• _The data_

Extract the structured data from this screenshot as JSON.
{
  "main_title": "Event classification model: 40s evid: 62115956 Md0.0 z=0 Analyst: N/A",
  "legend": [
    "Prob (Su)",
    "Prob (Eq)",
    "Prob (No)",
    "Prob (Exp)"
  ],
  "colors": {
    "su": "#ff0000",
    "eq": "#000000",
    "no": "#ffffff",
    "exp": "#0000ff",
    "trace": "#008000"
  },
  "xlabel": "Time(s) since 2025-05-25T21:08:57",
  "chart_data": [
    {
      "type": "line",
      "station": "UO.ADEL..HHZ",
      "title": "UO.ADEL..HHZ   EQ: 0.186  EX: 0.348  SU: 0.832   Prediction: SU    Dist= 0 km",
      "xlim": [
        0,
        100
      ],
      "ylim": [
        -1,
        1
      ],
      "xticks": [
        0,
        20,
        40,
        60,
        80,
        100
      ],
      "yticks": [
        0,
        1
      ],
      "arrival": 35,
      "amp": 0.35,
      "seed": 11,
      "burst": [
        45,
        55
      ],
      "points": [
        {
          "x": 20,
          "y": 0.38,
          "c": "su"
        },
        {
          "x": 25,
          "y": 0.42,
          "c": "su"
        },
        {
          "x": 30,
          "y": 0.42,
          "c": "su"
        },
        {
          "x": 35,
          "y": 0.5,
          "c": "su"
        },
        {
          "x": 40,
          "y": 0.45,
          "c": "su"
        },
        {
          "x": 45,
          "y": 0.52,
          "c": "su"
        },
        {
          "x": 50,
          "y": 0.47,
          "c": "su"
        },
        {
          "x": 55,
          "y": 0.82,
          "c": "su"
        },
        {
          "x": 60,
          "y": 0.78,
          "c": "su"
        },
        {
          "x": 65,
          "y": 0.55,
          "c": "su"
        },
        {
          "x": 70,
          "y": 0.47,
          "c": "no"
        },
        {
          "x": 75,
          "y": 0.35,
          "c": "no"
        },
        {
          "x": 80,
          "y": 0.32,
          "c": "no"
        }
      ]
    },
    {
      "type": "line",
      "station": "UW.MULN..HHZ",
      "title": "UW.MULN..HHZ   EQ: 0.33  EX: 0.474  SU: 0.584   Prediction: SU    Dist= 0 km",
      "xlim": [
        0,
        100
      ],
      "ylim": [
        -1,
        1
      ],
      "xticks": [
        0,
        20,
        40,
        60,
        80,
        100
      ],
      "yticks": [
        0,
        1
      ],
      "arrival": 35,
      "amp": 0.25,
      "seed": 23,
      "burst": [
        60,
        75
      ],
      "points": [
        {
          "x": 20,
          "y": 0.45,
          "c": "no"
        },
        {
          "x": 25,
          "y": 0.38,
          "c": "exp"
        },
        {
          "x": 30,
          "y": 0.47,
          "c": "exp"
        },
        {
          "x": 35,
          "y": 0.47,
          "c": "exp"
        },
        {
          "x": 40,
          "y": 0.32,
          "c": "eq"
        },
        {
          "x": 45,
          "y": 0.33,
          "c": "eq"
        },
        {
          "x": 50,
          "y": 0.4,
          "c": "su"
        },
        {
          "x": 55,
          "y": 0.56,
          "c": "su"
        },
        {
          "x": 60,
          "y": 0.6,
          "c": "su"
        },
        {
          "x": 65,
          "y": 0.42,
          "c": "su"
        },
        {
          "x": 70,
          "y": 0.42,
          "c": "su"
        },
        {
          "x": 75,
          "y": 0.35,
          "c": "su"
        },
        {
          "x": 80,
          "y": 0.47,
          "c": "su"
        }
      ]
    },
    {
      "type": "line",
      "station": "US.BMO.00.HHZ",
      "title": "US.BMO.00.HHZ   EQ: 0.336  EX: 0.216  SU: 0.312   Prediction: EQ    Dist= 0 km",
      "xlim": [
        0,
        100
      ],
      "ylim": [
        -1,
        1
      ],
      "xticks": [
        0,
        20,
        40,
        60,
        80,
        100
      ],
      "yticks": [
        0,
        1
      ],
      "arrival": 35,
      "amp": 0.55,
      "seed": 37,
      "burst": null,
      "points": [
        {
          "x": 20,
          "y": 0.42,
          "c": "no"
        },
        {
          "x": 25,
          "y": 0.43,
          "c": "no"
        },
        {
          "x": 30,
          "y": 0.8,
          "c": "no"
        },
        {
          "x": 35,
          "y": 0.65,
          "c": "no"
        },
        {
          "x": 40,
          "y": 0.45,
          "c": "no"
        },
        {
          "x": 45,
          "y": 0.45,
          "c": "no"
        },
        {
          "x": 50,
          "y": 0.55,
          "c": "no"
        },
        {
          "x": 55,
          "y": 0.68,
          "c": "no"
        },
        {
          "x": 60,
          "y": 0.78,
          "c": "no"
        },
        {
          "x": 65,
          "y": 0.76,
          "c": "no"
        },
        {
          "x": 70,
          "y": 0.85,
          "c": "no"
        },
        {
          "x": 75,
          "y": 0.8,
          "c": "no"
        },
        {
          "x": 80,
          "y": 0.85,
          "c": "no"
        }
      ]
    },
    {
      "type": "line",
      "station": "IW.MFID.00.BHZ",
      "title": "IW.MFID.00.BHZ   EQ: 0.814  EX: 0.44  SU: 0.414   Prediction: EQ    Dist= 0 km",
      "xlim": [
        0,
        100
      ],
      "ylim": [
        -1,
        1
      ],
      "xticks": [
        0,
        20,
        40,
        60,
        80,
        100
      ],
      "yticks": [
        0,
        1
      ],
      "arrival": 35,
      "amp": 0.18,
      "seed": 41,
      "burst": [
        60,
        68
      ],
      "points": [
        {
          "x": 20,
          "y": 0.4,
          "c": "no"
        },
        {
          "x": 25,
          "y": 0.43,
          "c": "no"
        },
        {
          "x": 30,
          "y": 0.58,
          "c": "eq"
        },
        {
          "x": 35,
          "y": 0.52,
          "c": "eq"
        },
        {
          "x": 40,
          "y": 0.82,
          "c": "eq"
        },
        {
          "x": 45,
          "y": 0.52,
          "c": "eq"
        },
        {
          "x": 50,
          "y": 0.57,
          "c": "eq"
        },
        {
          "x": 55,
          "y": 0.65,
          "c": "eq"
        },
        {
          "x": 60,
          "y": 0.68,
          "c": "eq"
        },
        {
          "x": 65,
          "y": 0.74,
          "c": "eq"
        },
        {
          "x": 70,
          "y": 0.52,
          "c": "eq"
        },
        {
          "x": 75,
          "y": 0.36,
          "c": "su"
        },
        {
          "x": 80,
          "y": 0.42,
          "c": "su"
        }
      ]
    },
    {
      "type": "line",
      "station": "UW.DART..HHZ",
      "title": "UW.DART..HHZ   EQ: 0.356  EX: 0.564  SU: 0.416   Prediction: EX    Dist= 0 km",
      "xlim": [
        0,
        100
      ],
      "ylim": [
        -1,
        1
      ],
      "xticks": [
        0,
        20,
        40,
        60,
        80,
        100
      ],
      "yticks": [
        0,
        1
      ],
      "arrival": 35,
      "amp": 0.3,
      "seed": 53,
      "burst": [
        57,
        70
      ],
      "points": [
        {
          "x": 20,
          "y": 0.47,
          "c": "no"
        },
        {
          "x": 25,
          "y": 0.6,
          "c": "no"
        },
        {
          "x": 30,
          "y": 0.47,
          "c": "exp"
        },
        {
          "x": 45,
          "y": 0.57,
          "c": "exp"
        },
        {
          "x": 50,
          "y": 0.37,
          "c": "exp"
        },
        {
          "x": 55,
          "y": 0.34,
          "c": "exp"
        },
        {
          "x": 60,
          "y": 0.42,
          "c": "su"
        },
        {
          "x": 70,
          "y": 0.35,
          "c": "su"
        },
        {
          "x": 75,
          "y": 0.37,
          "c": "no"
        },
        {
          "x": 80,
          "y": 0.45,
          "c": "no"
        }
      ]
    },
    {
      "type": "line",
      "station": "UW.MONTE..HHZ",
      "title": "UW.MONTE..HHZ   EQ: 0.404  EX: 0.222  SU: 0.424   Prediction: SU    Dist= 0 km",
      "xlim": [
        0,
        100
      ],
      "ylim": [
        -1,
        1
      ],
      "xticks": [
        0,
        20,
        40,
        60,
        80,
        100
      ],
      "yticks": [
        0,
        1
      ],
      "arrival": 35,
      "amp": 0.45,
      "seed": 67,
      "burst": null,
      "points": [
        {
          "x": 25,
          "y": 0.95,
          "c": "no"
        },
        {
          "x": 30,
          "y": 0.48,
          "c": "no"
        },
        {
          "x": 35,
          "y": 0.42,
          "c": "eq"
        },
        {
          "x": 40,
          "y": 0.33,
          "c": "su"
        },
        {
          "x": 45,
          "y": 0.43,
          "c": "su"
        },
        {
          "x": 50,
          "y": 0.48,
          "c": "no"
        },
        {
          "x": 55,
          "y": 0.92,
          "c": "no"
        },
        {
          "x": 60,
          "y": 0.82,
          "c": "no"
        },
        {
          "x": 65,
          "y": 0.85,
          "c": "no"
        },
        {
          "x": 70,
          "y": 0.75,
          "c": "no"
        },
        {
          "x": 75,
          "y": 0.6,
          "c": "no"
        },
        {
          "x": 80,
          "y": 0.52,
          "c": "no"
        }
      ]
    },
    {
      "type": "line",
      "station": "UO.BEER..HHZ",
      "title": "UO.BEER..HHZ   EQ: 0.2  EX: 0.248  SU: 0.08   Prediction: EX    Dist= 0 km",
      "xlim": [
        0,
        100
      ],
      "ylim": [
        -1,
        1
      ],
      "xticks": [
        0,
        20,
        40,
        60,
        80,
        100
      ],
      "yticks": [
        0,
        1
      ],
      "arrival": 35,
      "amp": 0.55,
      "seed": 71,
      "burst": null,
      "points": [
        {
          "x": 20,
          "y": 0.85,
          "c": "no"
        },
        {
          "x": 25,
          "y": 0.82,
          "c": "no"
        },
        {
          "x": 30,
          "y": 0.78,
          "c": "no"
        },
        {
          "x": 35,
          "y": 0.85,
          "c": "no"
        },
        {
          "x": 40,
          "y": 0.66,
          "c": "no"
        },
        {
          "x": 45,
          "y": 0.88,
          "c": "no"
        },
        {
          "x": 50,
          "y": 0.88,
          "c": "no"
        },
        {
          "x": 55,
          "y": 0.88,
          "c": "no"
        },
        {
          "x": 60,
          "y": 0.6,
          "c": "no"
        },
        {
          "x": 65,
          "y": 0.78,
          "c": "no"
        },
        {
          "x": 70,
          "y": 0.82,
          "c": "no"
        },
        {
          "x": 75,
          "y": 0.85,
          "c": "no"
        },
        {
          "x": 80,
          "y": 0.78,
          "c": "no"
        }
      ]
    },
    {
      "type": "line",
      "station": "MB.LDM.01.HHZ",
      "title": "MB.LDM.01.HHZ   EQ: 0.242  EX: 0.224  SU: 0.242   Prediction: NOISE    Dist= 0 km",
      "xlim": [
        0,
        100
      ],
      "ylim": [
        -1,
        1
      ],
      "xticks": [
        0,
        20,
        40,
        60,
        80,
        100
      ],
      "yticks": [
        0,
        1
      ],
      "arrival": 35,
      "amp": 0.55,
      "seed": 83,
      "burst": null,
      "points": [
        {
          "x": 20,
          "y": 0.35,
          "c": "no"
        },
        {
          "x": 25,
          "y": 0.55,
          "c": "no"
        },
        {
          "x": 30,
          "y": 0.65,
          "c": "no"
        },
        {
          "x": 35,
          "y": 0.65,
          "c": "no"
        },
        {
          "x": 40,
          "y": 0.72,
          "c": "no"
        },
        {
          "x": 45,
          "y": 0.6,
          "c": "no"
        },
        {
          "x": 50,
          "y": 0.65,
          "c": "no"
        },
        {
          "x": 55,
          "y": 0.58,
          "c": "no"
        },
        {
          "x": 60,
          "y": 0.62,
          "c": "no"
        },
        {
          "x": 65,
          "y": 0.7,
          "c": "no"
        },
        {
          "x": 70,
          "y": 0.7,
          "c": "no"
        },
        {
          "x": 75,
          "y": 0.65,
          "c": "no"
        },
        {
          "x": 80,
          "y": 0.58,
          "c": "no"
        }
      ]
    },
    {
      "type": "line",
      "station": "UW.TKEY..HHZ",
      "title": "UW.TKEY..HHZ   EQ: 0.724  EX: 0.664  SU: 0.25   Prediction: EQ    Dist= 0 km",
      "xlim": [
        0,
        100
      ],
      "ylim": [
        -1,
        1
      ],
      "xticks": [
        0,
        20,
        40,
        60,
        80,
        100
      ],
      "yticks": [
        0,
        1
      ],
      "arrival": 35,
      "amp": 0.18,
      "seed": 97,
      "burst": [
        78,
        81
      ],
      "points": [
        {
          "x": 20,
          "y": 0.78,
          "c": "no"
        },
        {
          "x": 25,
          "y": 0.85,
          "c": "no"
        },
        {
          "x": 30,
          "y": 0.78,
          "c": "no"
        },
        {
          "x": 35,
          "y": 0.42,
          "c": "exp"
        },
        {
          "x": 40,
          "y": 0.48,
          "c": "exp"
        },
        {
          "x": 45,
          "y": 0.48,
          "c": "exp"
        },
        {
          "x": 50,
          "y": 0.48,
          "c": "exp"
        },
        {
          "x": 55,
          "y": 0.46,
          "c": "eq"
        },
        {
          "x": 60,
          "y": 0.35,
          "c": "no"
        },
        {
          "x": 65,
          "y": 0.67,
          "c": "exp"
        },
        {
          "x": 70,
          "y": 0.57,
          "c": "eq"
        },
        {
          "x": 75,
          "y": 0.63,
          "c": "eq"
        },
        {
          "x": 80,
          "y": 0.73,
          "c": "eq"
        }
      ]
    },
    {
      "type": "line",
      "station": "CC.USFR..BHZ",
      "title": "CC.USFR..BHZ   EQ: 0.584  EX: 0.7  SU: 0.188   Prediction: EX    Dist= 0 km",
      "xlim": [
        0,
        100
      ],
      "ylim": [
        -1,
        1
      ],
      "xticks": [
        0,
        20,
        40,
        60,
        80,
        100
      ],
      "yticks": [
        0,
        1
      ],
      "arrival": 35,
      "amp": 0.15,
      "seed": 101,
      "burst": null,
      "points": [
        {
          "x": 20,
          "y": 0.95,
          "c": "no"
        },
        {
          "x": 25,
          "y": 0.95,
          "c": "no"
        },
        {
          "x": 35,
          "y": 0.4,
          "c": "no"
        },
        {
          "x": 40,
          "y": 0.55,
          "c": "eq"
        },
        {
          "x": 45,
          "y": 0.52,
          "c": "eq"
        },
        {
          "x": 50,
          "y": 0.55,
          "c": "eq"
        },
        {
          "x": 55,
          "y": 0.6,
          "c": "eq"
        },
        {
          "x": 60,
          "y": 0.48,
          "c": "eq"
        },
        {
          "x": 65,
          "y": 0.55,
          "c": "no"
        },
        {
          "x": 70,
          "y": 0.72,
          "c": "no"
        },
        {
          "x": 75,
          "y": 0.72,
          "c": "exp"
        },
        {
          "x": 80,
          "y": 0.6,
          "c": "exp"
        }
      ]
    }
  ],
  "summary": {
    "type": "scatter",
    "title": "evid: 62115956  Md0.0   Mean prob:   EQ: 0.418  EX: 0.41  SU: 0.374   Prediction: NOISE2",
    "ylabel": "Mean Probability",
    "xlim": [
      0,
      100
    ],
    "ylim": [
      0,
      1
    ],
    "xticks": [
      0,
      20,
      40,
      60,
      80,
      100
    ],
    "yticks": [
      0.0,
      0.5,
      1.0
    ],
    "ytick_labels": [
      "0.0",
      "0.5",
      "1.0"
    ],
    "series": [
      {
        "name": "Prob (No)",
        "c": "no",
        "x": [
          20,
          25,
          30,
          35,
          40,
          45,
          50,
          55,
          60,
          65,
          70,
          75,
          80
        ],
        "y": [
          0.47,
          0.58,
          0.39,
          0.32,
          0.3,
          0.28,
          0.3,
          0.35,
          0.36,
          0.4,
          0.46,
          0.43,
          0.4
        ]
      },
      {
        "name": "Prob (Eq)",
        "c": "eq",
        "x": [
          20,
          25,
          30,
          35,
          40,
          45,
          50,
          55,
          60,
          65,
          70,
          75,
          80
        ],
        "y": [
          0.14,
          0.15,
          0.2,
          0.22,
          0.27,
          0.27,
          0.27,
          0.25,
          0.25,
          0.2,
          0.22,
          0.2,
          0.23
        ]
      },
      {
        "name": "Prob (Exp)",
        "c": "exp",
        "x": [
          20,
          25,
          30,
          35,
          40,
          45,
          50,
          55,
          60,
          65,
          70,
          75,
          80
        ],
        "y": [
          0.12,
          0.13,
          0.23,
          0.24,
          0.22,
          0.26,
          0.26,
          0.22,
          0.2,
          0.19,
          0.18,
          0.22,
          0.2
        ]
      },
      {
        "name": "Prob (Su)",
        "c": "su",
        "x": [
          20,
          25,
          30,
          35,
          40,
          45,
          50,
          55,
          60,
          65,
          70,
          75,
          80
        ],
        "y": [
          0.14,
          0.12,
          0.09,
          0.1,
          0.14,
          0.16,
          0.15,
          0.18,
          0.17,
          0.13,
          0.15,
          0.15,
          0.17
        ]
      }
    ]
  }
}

• _Stated problem_
Report how many lines in the data contain the word "ADEL", with no words besides the number.

• _Solution for this exercise_
2